**Set exercise**
Your task is to copy every line of this material exactly.

start Data lines

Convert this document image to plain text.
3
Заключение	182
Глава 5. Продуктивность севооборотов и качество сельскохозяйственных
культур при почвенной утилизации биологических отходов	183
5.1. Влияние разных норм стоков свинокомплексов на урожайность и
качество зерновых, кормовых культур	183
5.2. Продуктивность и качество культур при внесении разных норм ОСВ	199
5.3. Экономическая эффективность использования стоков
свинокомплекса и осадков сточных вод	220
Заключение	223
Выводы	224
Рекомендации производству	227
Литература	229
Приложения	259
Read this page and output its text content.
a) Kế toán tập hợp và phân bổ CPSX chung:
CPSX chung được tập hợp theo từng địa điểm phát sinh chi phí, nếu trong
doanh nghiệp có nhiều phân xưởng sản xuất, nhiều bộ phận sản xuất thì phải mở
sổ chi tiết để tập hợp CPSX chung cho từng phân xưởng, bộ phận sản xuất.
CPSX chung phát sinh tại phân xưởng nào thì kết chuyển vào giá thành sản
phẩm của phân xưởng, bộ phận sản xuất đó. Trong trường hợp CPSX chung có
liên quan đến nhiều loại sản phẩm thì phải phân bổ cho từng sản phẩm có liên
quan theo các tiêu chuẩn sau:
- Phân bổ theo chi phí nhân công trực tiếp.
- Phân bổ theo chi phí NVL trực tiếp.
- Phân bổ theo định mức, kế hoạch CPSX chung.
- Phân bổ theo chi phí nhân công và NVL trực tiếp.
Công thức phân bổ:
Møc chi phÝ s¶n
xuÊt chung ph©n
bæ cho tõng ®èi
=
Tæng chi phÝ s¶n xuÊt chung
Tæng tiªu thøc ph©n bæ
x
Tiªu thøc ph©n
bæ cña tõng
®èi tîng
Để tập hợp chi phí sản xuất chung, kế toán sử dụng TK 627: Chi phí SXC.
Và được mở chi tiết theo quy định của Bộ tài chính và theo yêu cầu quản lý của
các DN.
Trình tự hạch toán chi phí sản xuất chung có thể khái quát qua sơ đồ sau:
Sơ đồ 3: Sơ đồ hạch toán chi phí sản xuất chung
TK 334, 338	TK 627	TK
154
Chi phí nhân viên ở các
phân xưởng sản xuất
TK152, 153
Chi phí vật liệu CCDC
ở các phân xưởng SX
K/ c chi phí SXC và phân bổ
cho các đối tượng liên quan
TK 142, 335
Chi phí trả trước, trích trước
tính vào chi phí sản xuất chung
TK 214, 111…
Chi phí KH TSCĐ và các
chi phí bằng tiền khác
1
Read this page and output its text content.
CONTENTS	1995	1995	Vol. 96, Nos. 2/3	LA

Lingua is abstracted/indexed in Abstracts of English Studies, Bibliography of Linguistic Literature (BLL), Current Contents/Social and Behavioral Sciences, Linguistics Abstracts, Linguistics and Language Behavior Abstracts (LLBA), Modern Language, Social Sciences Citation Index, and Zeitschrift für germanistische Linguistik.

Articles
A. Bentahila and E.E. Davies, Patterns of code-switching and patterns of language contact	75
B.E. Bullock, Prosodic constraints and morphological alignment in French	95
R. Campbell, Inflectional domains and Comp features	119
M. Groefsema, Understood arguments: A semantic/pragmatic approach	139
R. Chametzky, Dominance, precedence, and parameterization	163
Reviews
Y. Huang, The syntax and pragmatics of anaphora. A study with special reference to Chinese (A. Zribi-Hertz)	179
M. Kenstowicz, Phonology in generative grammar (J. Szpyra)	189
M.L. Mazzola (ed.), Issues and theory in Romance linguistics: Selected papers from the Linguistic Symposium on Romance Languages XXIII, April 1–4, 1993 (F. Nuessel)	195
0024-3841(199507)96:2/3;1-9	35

end Data lines

**Solution for this exercise**
Convert this document image to plain text.
3
Заключение	182
Глава 5. Продуктивность севооборотов и качество сельскохозяйственных
культур при почвенной утилизации биологических отходов	183
5.1. Влияние разных норм стоков свинокомплексов на урожайность и
качество зерновых, кормовых культур	183
5.2. Продуктивность и качество культур при внесении разных норм ОСВ	199
5.3. Экономическая эффективность использования стоков
свинокомплекса и осадков сточных вод	220
Заключение	223
Выводы	224
Рекомендации производству	227
Литература	229
Приложения	259
Read this page and output its text content.
a) Kế toán tập hợp và phân bổ CPSX chung:
CPSX chung được tập hợp theo từng địa điểm phát sinh chi phí, nếu trong
doanh nghiệp có nhiều phân xưởng sản xuất, nhiều bộ phận sản xuất thì phải mở
sổ chi tiết để tập hợp CPSX chung cho từng phân xưởng, bộ phận sản xuất.
CPSX chung phát sinh tại phân xưởng nào thì kết chuyển vào giá thành sản
phẩm của phân xưởng, bộ phận sản xuất đó. Trong trường hợp CPSX chung có
liên quan đến nhiều loại sản phẩm thì phải phân bổ cho từng sản phẩm có liên
quan theo các tiêu chuẩn sau:
- Phân bổ theo chi phí nhân công trực tiếp.
- Phân bổ theo chi phí NVL trực tiếp.
- Phân bổ theo định mức, kế hoạch CPSX chung.
- Phân bổ theo chi phí nhân công và NVL trực tiếp.
Công thức phân bổ:
Møc chi phÝ s¶n
xuÊt chung ph©n
bæ cho tõng ®èi
=
Tæng chi phÝ s¶n xuÊt chung
Tæng tiªu thøc ph©n bæ
x
Tiªu thøc ph©n
bæ cña tõng
®èi tîng
Để tập hợp chi phí sản xuất chung, kế toán sử dụng TK 627: Chi phí SXC.
Và được mở chi tiết theo quy định của Bộ tài chính và theo yêu cầu quản lý của
các DN.
Trình tự hạch toán chi phí sản xuất chung có thể khái quát qua sơ đồ sau:
Sơ đồ 3: Sơ đồ hạch toán chi phí sản xuất chung
TK 334, 338	TK 627	TK
154
Chi phí nhân viên ở các
phân xưởng sản xuất
TK152, 153
Chi phí vật liệu CCDC
ở các phân xưởng SX
K/ c chi phí SXC và phân bổ
cho các đối tượng liên quan
TK 142, 335
Chi phí trả trước, trích trước
tính vào chi phí sản xuất chung
TK 214, 111…
Chi phí KH TSCĐ và các
chi phí bằng tiền khác
1
Read this page and output its text content.
CONTENTS	1995	1995	Vol. 96, Nos. 2/3	LA

Lingua is abstracted/indexed in Abstracts of English Studies, Bibliography of Linguistic Literature (BLL), Current Contents/Social and Behavioral Sciences, Linguistics Abstracts, Linguistics and Language Behavior Abstracts (LLBA), Modern Language, Social Sciences Citation Index, and Zeitschrift für germanistische Linguistik.

Articles
A. Bentahila and E.E. Davies, Patterns of code-switching and patterns of language contact	75
B.E. Bullock, Prosodic constraints and morphological alignment in French	95
R. Campbell, Inflectional domains and Comp features	119
M. Groefsema, Understood arguments: A semantic/pragmatic approach	139
R. Chametzky, Dominance, precedence, and parameterization	163
Reviews
Y. Huang, The syntax and pragmatics of anaphora. A study with special reference to Chinese (A. Zribi-Hertz)	179
M. Kenstowicz, Phonology in generative grammar (J. Szpyra)	189
M.L. Mazzola (ed.), Issues and theory in Romance linguistics: Selected papers from the Linguistic Symposium on Romance Languages XXIII, April 1–4, 1993 (F. Nuessel)	195
0024-3841(199507)96:2/3;1-9	35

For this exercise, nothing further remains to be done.